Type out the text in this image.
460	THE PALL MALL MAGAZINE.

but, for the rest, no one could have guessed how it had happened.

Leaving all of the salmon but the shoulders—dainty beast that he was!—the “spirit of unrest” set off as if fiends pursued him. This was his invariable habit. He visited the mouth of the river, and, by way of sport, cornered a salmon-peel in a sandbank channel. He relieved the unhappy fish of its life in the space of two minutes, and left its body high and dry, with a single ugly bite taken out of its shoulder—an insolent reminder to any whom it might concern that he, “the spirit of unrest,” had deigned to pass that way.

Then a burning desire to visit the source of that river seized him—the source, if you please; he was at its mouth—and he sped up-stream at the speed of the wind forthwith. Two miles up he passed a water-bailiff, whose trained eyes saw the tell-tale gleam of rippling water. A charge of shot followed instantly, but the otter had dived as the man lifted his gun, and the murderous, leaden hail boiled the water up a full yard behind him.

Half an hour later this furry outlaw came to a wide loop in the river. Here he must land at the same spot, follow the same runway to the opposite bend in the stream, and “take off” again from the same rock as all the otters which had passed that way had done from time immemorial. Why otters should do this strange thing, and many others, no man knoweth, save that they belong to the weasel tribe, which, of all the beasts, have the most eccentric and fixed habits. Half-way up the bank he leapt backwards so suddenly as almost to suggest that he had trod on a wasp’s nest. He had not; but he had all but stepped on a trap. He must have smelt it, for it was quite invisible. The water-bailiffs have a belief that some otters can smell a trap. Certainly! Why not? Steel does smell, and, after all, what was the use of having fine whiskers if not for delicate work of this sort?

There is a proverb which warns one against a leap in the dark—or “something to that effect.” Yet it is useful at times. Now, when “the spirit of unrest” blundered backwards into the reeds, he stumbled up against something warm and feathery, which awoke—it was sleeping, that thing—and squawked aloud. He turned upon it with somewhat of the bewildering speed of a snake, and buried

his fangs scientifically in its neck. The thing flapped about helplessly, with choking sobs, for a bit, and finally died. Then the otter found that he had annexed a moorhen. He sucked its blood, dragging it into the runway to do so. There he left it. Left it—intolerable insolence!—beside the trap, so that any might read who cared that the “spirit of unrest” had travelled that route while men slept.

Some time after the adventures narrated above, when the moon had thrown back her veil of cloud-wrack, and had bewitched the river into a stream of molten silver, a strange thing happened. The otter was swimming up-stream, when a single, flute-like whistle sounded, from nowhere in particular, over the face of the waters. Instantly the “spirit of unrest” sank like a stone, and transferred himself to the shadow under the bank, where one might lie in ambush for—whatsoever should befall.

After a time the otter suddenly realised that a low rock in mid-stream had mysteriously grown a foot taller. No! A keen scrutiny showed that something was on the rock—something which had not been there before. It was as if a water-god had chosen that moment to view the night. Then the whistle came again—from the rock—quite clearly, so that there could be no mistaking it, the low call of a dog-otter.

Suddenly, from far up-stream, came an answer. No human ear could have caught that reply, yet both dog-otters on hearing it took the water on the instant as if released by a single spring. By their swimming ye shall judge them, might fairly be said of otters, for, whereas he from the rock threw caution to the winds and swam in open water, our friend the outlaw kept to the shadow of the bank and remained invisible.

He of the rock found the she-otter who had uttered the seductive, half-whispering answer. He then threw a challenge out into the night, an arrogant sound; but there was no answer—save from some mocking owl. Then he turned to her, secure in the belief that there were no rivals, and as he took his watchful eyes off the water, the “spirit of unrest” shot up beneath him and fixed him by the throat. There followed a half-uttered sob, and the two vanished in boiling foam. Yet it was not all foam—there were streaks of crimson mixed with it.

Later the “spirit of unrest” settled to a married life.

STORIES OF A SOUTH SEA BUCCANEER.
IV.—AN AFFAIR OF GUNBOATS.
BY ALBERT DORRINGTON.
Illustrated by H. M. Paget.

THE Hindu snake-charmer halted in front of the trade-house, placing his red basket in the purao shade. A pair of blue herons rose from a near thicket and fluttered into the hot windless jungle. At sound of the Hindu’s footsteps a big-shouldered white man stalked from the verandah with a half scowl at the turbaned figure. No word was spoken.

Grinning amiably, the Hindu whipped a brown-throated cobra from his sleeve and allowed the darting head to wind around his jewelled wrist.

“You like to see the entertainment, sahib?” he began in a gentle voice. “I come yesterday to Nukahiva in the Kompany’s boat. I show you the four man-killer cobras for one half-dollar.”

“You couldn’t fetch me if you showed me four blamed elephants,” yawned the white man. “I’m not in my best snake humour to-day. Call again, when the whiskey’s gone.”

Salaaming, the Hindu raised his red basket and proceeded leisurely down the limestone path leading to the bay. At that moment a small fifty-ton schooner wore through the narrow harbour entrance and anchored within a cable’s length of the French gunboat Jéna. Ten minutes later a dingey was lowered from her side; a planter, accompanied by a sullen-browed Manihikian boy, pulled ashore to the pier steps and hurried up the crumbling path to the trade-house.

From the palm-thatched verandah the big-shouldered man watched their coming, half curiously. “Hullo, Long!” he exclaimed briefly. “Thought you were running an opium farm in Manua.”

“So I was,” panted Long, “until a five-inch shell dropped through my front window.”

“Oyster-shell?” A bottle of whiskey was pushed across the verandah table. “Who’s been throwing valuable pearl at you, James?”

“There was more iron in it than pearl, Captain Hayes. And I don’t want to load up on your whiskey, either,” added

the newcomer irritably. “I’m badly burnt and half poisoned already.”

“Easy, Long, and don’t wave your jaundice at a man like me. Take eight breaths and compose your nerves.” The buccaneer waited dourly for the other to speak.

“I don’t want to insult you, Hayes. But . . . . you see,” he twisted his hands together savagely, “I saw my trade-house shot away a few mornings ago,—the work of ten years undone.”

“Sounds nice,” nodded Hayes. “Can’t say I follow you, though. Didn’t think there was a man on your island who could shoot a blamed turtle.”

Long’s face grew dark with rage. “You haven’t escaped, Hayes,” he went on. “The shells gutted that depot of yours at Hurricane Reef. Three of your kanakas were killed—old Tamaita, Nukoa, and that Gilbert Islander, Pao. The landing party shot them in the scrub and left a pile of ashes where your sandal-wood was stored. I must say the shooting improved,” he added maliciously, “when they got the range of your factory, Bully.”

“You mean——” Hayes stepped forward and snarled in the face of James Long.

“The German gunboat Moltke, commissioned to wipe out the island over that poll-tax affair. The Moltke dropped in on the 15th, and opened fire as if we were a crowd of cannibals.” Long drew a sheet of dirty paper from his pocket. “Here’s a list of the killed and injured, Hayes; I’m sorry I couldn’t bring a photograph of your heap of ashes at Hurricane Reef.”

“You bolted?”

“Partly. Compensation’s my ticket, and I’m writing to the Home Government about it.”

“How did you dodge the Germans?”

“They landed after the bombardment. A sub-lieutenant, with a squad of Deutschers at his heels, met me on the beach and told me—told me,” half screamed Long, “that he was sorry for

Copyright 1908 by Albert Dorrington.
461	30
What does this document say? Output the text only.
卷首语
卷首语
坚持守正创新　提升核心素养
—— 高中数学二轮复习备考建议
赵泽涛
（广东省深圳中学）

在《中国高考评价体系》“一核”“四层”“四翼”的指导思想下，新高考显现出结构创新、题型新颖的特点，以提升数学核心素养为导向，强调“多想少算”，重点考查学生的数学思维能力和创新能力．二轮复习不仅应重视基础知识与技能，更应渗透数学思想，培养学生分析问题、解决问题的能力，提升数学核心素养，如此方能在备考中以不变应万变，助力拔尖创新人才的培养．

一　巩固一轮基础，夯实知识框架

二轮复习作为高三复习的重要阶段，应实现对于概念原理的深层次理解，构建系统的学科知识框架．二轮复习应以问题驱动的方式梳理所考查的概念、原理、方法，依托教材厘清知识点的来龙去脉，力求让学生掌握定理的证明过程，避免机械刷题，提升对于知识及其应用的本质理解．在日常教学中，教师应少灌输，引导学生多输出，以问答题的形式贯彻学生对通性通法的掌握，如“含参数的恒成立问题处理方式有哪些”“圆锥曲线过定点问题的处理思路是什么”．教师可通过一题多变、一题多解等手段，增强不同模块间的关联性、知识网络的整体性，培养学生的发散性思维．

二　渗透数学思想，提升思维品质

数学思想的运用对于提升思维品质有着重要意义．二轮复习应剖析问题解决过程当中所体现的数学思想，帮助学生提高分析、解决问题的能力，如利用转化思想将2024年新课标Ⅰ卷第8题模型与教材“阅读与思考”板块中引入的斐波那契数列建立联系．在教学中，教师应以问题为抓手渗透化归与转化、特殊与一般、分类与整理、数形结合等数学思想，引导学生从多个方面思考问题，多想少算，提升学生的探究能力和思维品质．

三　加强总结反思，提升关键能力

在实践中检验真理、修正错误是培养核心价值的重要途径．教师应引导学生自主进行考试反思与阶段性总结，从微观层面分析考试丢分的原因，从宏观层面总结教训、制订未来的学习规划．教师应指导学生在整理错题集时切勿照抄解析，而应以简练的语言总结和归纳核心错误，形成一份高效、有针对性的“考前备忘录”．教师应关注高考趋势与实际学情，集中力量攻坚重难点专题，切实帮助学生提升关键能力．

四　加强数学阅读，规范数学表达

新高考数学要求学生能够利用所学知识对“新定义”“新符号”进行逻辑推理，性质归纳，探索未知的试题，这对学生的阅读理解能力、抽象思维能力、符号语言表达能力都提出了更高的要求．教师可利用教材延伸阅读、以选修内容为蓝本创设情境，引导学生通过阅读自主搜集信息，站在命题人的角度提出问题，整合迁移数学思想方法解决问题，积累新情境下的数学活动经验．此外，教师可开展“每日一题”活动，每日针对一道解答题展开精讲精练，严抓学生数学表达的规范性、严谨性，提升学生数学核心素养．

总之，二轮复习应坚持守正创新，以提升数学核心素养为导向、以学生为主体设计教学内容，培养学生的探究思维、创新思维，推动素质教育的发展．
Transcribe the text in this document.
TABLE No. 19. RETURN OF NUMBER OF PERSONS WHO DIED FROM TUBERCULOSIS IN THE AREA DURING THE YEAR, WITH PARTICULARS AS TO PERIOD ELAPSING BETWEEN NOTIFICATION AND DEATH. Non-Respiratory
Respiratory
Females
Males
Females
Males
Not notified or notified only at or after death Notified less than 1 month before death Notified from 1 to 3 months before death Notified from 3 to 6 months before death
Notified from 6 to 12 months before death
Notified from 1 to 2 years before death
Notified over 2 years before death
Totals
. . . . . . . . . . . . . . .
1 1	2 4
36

^^^^^^^^

▸ What this task involves: Give the number of lines that carry the word "years", with nothing added.

▸ Answer for the task: 3